TASK =>
Print out the material that follows word for word.

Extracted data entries
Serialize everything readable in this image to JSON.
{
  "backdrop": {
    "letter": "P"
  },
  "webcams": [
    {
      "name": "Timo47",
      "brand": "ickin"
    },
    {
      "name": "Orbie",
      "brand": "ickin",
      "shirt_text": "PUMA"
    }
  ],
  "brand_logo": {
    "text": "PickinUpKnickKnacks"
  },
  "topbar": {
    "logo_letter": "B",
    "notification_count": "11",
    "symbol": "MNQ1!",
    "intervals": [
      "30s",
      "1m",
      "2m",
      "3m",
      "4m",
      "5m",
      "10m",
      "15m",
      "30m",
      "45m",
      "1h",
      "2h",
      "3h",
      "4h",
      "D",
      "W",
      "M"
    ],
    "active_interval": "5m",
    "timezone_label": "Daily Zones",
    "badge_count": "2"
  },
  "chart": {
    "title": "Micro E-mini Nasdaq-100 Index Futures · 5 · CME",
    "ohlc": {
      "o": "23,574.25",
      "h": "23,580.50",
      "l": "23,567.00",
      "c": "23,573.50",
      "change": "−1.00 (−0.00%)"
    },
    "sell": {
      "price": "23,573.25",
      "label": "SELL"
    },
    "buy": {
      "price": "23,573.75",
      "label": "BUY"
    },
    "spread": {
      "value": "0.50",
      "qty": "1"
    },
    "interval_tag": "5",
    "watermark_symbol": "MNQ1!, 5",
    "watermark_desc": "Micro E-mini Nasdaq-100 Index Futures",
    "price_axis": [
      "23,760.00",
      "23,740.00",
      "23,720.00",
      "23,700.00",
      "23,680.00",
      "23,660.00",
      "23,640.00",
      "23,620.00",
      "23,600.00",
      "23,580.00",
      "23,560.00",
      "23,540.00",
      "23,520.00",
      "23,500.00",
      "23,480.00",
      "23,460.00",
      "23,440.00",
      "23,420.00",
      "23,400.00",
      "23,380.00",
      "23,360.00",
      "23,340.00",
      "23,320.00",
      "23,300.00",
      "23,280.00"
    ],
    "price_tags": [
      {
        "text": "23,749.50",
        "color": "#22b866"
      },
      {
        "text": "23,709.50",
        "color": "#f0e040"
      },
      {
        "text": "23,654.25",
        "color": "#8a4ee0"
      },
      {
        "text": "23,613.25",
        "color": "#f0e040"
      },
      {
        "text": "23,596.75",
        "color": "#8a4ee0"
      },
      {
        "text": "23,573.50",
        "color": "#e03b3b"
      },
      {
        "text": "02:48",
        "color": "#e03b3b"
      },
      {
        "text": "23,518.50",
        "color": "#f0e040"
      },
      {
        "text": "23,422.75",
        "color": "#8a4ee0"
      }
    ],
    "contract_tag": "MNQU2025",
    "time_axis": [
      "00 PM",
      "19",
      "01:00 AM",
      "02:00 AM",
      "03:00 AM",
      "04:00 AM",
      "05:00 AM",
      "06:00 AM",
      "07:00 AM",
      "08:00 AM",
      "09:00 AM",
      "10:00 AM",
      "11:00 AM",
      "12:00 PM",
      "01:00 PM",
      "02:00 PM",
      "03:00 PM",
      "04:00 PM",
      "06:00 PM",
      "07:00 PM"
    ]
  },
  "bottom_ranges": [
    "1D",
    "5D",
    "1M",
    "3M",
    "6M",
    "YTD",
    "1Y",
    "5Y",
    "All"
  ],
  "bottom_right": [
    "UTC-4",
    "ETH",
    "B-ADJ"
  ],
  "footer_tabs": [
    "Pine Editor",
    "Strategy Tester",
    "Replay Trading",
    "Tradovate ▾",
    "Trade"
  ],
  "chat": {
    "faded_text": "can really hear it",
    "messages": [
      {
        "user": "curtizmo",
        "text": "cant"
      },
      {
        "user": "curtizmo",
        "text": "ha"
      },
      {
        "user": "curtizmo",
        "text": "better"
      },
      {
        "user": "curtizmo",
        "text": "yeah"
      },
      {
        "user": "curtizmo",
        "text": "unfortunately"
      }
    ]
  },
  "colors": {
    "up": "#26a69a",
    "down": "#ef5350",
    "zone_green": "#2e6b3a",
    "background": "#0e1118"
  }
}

EXERCISE RESULT =>
Serialize everything readable in this image to JSON.
{
  "backdrop": {
    "letter": "P"
  },
  "webcams": [
    {
      "name": "Timo47",
      "brand": "ickin"
    },
    {
      "name": "Orbie",
      "brand": "ickin",
      "shirt_text": "PUMA"
    }
  ],
  "brand_logo": {
    "text": "PickinUpKnickKnacks"
  },
  "topbar": {
    "logo_letter": "B",
    "notification_count": "11",
    "symbol": "MNQ1!",
    "intervals": [
      "30s",
      "1m",
      "2m",
      "3m",
      "4m",
      "5m",
      "10m",
      "15m",
      "30m",
      "45m",
      "1h",
      "2h",
      "3h",
      "4h",
      "D",
      "W",
      "M"
    ],
    "active_interval": "5m",
    "timezone_label": "Daily Zones",
    "badge_count": "2"
  },
  "chart": {
    "title": "Micro E-mini Nasdaq-100 Index Futures · 5 · CME",
    "ohlc": {
      "o": "23,574.25",
      "h": "23,580.50",
      "l": "23,567.00",
      "c": "23,573.50",
      "change": "−1.00 (−0.00%)"
    },
    "sell": {
      "price": "23,573.25",
      "label": "SELL"
    },
    "buy": {
      "price": "23,573.75",
      "label": "BUY"
    },
    "spread": {
      "value": "0.50",
      "qty": "1"
    },
    "interval_tag": "5",
    "watermark_symbol": "MNQ1!, 5",
    "watermark_desc": "Micro E-mini Nasdaq-100 Index Futures",
    "price_axis": [
      "23,760.00",
      "23,740.00",
      "23,720.00",
      "23,700.00",
      "23,680.00",
      "23,660.00",
      "23,640.00",
      "23,620.00",
      "23,600.00",
      "23,580.00",
      "23,560.00",
      "23,540.00",
      "23,520.00",
      "23,500.00",
      "23,480.00",
      "23,460.00",
      "23,440.00",
      "23,420.00",
      "23,400.00",
      "23,380.00",
      "23,360.00",
      "23,340.00",
      "23,320.00",
      "23,300.00",
      "23,280.00"
    ],
    "price_tags": [
      {
        "text": "23,749.50",
        "color": "#22b866"
      },
      {
        "text": "23,709.50",
        "color": "#f0e040"
      },
      {
        "text": "23,654.25",
        "color": "#8a4ee0"
      },
      {
        "text": "23,613.25",
        "color": "#f0e040"
      },
      {
        "text": "23,596.75",
        "color": "#8a4ee0"
      },
      {
        "text": "23,573.50",
        "color": "#e03b3b"
      },
      {
        "text": "02:48",
        "color": "#e03b3b"
      },
      {
        "text": "23,518.50",
        "color": "#f0e040"
      },
      {
        "text": "23,422.75",
        "color": "#8a4ee0"
      }
    ],
    "contract_tag": "MNQU2025",
    "time_axis": [
      "00 PM",
      "19",
      "01:00 AM",
      "02:00 AM",
      "03:00 AM",
      "04:00 AM",
      "05:00 AM",
      "06:00 AM",
      "07:00 AM",
      "08:00 AM",
      "09:00 AM",
      "10:00 AM",
      "11:00 AM",
      "12:00 PM",
      "01:00 PM",
      "02:00 PM",
      "03:00 PM",
      "04:00 PM",
      "06:00 PM",
      "07:00 PM"
    ]
  },
  "bottom_ranges": [
    "1D",
    "5D",
    "1M",
    "3M",
    "6M",
    "YTD",
    "1Y",
    "5Y",
    "All"
  ],
  "bottom_right": [
    "UTC-4",
    "ETH",
    "B-ADJ"
  ],
  "footer_tabs": [
    "Pine Editor",
    "Strategy Tester",
    "Replay Trading",
    "Tradovate ▾",
    "Trade"
  ],
  "chat": {
    "faded_text": "can really hear it",
    "messages": [
      {
        "user": "curtizmo",
        "text": "cant"
      },
      {
        "user": "curtizmo",
        "text": "ha"
      },
      {
        "user": "curtizmo",
        "text": "better"
      },
      {
        "user": "curtizmo",
        "text": "yeah"
      },
      {
        "user": "curtizmo",
        "text": "unfortunately"
      }
    ]
  },
  "colors": {
    "up": "#26a69a",
    "down": "#ef5350",
    "zone_green": "#2e6b3a",
    "background": "#0e1118"
  }
}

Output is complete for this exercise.